DESCRIPTION OF THE TASK:
Reproduce everything in the E46 gear ratio thread below from "Hmm...do you happen" down to "JST (Dec 19, 2001)".

SELECTED PASSAGE:

>>

# Gear ratios on the upcoming E46 6-speed gearbox



## Alex Baumann (Dec 19, 2001)

1. 4,35 
2. 2,50 
3. 1,66 
4. 1,23 
5. 1,00 
6. 0,85 

Final 2,93


----------



## Jetfire (Jun 20, 2002)

Hmm...do you happen to have the E36 M3 gear specs (both 5spd and 6spd)? An influx of 6-speed E46 trannies, mated to an engine that was once mated to the same 5-speed used in the US E36 M3.....hmmmm....


----------



## JST (Dec 19, 2001)

Alex Baumann said:


> *1. 4,35
> 2. 2,50
> 3. 1,66
> 4. 1,23
> ...


For comparison, the current ratios are:

Manual gear ratios 1)

1. 4.21
2. 2.49
3. 1.66 
4. 1.24
5. 1.00

Final drive 2.93


----------



## mwette (Sep 16, 2002)

Alex Baumann said:


> *1. 4,35
> 2. 2,50
> 3. 1,66
> 4. 1,23
> ...


02 330Ci:
1. 4.21
2. 2.49
3. 1.66
4. 1.24
5. 1.00

Final 2.93

02 325Ci:

1. 4.23
2. 2.52
3. 1.66
4. 1.22
5. 1.00

Final 3.15

(source: 2002 3 series coupe sales brochure)


----------



## Nick325xiT 5spd (Dec 24, 2001)

I I guess they must have put a 3.15 in the 330i HP?

If only for the 3.15, I would have to get that. Otherwise, sixth would drive me nuts.


----------



## Dr. Phil (Dec 19, 2001)

Alex Baumann said:


> *1. 4,35
> 2. 2,50
> 3. 1,66
> 4. 1,23
> ...


Ok let me expose my stupidity today :eeps:

How is the final ratio calculated and what does it represent in the grand scheme of things :dunno:

Flame if needed :angel:


----------



## Nick325xiT 5spd (Dec 24, 2001)

*Re: Re: Gear ratios on the upcoming E46 6-speed gearbox*



PM 325xiT said:


> *Ok let me expose my stupidity today :eeps:
> 
> How is the final ratio calculated and what does it represent in the grand scheme of things :dunno:
> 
> Flame if needed :angel: *


Final drive, or differential ratio. It's just the gear ratio of your diffs.

<<

SUPPLIED MATERIAL:
>>

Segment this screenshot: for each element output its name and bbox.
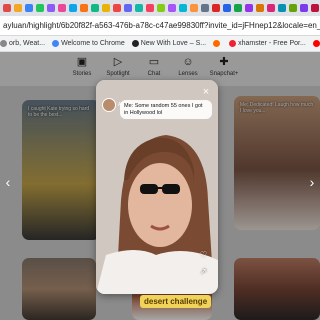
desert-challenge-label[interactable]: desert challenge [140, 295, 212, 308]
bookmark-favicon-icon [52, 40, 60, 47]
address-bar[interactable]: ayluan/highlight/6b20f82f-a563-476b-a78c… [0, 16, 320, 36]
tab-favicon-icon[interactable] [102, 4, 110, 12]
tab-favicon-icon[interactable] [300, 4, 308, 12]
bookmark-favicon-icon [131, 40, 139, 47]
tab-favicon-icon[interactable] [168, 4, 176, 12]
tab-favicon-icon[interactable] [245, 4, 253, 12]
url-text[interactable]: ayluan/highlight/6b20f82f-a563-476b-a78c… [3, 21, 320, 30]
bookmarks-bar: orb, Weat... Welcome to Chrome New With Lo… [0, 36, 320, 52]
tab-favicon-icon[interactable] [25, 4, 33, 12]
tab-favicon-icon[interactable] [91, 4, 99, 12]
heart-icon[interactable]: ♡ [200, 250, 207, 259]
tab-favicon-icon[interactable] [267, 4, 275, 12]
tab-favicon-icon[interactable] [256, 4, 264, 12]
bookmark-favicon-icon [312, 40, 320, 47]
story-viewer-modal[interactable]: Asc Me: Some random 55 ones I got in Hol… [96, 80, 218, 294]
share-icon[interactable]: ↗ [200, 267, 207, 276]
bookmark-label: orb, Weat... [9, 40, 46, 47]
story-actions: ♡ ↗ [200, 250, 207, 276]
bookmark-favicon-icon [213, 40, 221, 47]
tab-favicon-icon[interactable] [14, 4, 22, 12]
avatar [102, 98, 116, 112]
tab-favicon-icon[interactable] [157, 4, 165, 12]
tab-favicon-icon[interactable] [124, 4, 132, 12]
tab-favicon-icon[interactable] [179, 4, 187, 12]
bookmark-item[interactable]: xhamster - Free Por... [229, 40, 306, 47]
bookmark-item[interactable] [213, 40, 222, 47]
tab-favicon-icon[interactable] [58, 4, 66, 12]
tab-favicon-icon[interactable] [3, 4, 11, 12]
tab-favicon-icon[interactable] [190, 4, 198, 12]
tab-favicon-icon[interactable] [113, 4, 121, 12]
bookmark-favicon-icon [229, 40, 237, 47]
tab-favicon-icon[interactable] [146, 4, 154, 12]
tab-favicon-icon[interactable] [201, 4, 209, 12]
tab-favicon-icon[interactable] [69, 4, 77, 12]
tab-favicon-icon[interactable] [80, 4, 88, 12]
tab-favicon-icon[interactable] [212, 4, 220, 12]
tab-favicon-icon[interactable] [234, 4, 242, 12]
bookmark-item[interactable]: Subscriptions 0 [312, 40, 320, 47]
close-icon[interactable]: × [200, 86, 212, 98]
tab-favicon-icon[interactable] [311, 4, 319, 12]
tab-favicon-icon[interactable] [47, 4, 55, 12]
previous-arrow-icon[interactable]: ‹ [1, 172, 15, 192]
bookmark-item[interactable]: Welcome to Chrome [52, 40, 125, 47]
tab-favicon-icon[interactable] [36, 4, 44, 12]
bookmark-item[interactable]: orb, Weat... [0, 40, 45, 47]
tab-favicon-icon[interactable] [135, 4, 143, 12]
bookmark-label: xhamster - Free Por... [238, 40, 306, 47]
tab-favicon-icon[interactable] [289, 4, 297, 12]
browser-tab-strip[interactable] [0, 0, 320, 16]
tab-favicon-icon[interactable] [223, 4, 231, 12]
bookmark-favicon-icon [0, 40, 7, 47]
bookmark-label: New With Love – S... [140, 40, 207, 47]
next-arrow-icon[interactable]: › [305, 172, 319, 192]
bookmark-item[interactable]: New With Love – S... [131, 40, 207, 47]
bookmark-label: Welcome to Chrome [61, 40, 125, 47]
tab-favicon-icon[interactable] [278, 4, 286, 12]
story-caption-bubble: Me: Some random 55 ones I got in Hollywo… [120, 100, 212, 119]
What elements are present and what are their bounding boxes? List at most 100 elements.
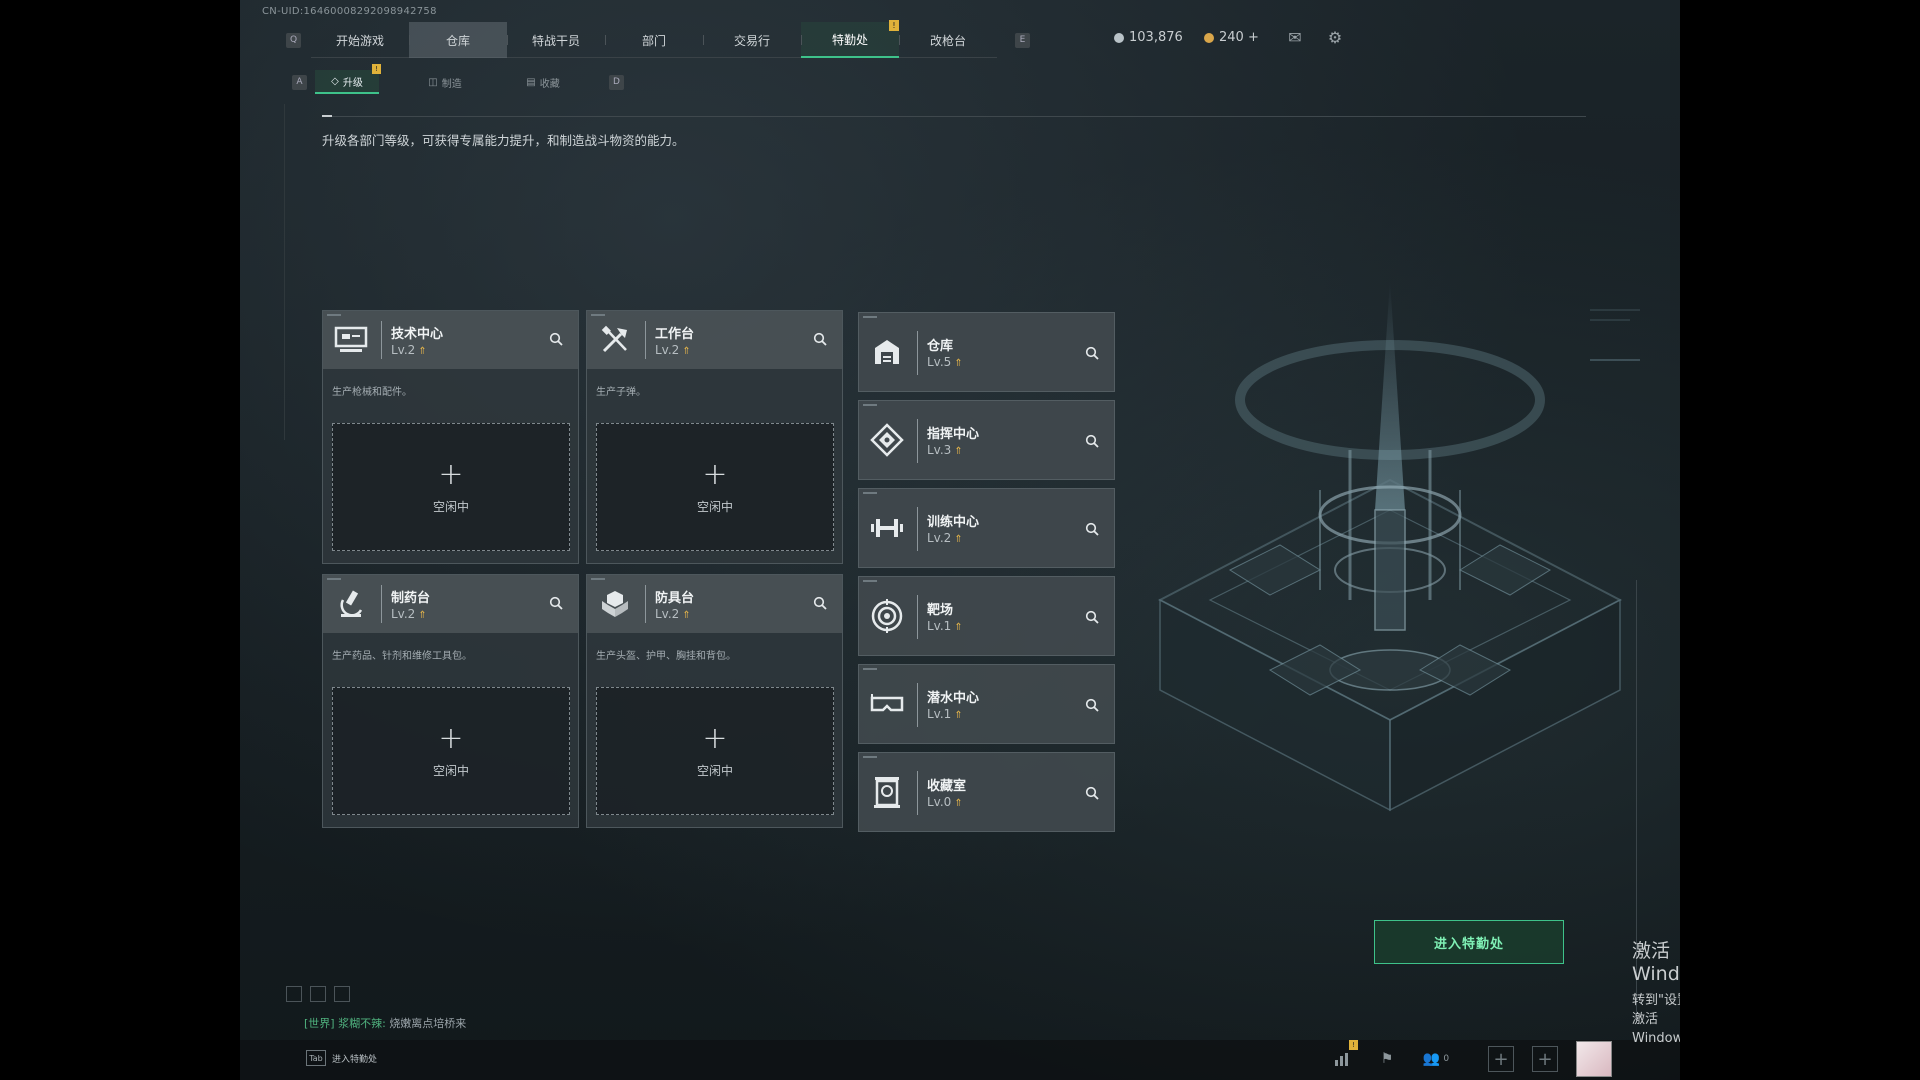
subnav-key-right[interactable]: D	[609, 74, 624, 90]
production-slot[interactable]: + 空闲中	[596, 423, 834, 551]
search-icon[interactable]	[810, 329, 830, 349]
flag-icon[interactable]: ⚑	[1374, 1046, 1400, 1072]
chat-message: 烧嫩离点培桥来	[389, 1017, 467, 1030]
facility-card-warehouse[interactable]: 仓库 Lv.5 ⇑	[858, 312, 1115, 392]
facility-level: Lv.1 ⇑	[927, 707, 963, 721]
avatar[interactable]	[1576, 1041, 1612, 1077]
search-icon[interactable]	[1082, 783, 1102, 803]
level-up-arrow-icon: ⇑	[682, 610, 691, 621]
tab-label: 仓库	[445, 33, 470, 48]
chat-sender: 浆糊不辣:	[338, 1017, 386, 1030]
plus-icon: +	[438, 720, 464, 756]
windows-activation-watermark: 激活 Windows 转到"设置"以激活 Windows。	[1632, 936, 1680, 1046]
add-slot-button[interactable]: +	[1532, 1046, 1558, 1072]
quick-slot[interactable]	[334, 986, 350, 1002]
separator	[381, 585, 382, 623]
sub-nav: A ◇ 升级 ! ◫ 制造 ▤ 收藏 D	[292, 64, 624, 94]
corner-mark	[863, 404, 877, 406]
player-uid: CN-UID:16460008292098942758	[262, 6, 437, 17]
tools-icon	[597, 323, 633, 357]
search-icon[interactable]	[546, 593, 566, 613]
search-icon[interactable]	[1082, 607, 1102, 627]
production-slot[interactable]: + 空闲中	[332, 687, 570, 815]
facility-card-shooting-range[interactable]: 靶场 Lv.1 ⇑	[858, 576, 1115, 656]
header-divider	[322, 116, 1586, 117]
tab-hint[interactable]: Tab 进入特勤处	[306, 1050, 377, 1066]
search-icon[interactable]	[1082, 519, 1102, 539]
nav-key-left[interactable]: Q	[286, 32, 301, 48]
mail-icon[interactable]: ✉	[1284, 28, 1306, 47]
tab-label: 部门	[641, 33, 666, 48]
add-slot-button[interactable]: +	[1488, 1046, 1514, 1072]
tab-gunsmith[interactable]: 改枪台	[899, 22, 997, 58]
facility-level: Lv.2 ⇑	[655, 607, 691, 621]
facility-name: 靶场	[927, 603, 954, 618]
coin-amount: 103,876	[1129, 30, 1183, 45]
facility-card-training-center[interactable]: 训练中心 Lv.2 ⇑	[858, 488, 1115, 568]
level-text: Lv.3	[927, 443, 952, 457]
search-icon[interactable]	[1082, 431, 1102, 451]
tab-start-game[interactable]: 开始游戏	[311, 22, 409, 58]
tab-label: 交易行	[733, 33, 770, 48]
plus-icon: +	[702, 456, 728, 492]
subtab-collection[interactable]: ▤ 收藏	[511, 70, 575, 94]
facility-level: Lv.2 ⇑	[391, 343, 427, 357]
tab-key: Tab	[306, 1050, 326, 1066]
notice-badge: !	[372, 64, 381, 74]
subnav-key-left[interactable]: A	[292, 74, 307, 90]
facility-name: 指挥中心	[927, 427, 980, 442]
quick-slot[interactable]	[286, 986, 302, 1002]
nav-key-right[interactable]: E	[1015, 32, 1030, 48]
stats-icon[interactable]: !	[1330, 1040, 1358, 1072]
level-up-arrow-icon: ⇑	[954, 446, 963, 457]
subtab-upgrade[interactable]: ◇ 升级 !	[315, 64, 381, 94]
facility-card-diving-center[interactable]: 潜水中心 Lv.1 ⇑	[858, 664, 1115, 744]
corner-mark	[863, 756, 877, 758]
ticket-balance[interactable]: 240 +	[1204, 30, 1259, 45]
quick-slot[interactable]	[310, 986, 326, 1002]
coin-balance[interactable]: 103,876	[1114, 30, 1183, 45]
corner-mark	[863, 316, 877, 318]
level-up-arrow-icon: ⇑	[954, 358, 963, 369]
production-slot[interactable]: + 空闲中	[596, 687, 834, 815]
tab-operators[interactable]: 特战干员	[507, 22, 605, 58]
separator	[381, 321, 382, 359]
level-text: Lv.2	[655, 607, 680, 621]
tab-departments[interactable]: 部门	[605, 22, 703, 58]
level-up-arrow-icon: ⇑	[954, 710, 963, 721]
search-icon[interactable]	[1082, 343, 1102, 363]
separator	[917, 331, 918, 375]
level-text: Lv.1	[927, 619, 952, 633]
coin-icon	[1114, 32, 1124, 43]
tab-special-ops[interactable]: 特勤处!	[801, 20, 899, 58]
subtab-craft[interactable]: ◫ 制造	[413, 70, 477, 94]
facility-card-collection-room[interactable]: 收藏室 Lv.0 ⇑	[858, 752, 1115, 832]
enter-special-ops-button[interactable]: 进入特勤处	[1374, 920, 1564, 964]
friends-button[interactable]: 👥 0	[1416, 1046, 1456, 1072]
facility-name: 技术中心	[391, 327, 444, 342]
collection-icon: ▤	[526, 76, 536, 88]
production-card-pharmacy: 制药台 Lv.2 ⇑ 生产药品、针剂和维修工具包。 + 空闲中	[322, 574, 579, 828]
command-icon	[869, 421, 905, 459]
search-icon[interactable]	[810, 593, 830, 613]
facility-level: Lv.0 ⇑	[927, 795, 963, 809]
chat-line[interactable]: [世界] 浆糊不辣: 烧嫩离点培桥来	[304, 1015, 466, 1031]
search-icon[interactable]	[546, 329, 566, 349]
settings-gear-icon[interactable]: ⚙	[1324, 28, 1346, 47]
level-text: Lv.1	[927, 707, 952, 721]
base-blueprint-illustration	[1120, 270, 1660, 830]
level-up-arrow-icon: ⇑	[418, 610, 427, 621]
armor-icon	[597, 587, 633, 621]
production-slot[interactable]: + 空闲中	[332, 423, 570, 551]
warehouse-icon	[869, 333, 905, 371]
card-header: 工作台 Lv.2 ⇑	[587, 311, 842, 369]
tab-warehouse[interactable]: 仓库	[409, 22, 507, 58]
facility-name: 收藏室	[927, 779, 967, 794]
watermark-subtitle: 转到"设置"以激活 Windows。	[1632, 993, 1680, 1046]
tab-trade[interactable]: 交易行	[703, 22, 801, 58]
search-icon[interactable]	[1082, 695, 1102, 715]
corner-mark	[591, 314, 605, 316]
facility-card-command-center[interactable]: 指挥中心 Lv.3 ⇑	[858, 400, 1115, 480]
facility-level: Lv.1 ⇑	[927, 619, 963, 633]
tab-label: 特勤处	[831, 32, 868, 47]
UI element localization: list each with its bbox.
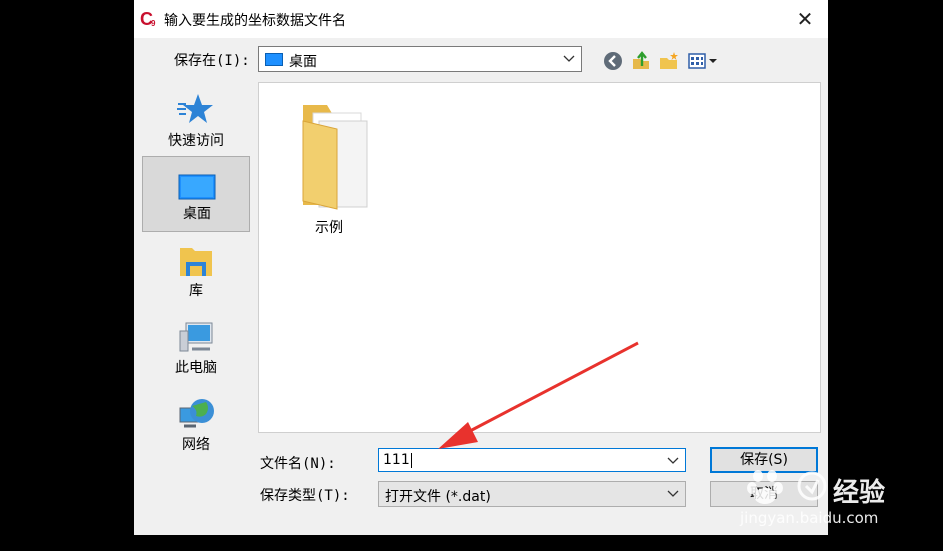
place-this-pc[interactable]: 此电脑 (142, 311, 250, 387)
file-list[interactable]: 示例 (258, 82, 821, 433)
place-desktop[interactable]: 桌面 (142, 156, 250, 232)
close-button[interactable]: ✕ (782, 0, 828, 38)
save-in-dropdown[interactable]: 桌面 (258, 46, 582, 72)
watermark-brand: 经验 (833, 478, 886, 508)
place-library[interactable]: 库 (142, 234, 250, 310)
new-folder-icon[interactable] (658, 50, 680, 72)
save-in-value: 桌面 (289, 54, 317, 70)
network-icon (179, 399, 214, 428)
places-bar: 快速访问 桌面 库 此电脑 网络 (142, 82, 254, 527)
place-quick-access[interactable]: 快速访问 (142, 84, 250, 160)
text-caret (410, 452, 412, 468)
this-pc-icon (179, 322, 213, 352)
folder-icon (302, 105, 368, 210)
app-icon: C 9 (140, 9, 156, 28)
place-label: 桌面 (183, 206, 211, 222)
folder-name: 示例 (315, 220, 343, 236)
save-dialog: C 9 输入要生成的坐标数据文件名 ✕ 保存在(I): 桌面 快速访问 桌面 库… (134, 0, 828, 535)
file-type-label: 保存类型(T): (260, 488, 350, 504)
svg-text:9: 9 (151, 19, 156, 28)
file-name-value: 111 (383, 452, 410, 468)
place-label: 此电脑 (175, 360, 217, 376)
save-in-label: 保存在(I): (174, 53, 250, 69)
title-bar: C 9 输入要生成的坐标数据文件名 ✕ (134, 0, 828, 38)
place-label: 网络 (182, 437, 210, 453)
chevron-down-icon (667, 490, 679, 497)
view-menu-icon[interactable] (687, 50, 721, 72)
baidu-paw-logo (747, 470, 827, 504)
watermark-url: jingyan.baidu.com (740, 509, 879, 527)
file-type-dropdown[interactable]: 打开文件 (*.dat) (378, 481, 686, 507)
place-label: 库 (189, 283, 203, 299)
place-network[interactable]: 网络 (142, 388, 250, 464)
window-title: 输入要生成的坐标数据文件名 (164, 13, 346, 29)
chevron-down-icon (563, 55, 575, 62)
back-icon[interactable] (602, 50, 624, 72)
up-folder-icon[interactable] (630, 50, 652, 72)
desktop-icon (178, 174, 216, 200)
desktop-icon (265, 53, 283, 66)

<<

EXPECTED ANSWER:
Hmm...do you happen to have the E36 M3 gear specs (both 5spd and 6spd)? An influx of 6-speed E46 trannies, mated to an engine that was once mated to the same 5-speed used in the US E36 M3.....hmmmm....


----------



## JST (Dec 19, 2001)